TO BE DONE:
Transcribe the entries below exactly; leave every image out.
• • • • •
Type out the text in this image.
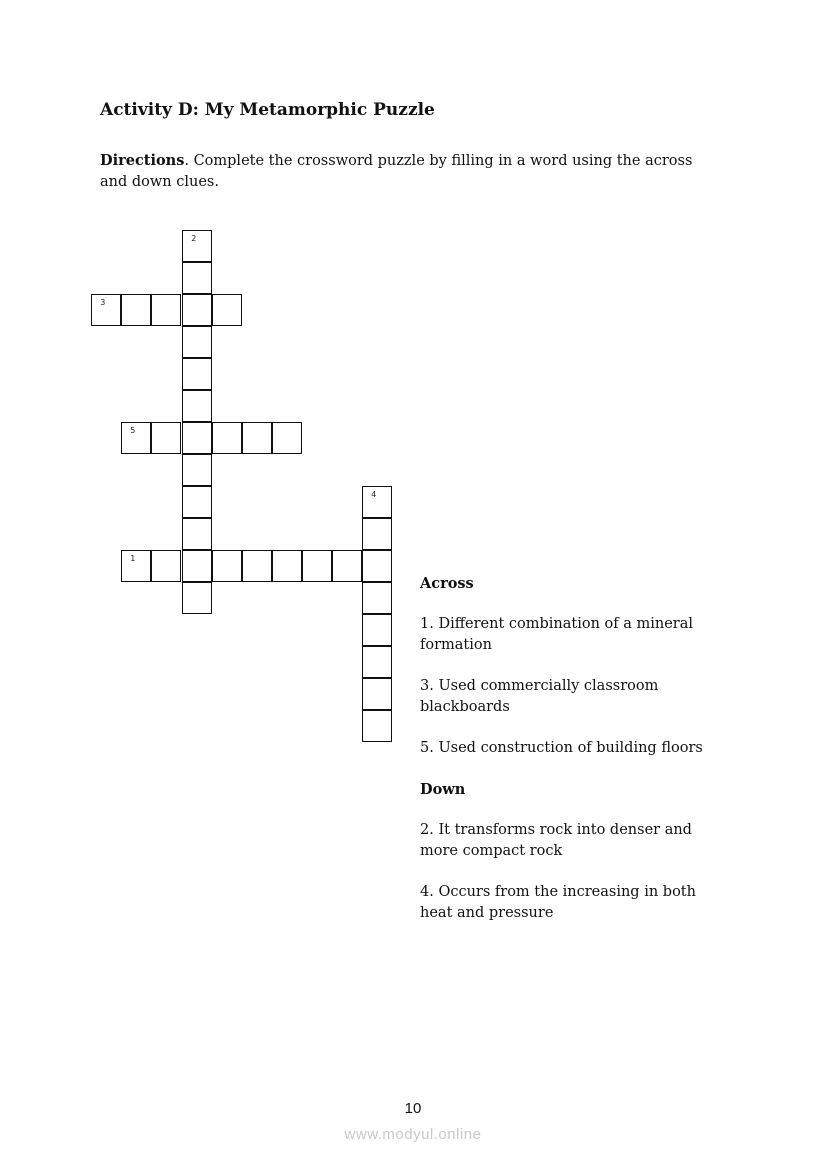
Activity D: My Metamorphic Puzzle
Directions. Complete the crossword puzzle by filling in a word using the across and down clues.
2
3
5
1
4
Across
1. Different combination of a mineral formation
3. Used commercially classroom blackboards
5. Used construction of building floors
Down
2. It transforms rock into denser and more compact rock
4. Occurs from the increasing in both heat and pressure
10
www.modyul.online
• • • • •
ANSWER TO THIS EXERCISE:
Type out the text in this image.
Activity D: My Metamorphic Puzzle
Directions. Complete the crossword puzzle by filling in a word using the across and down clues.
2
3
5
1
4
Across
1. Different combination of a mineral formation
3. Used commercially classroom blackboards
5. Used construction of building floors
Down
2. It transforms rock into denser and more compact rock
4. Occurs from the increasing in both heat and pressure
10
www.modyul.online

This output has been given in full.